EXERCISE DESCRIPTION: Retype the records below exactly as they appear, but leave out any pictures.

** Start INPUT **

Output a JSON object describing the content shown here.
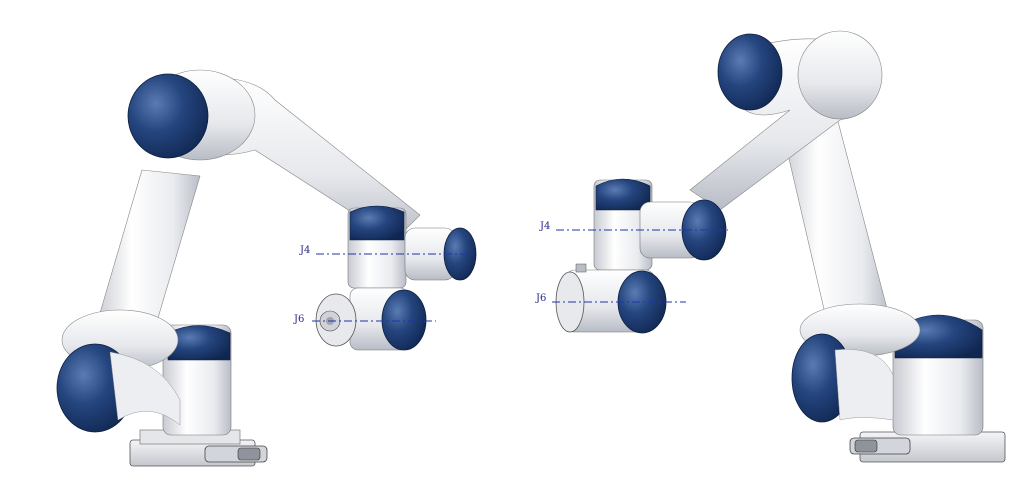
{
  "figure": {
    "left_robot": {
      "labels": {
        "j4": "J4",
        "j6": "J6"
      }
    },
    "right_robot": {
      "labels": {
        "j4": "J4",
        "j6": "J6"
      }
    },
    "colors": {
      "cap": "#1e3a6e",
      "cap_light": "#3b5f9a",
      "body": "#f2f3f6",
      "shade": "#c9ccd3",
      "axis": "#2233aa"
    }
  }
}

** End INPUT **

CORRECT RESULT:
Output a JSON object describing the content shown here.
{
  "figure": {
    "left_robot": {
      "labels": {
        "j4": "J4",
        "j6": "J6"
      }
    },
    "right_robot": {
      "labels": {
        "j4": "J4",
        "j6": "J6"
      }
    },
    "colors": {
      "cap": "#1e3a6e",
      "cap_light": "#3b5f9a",
      "body": "#f2f3f6",
      "shade": "#c9ccd3",
      "axis": "#2233aa"
    }
  }
}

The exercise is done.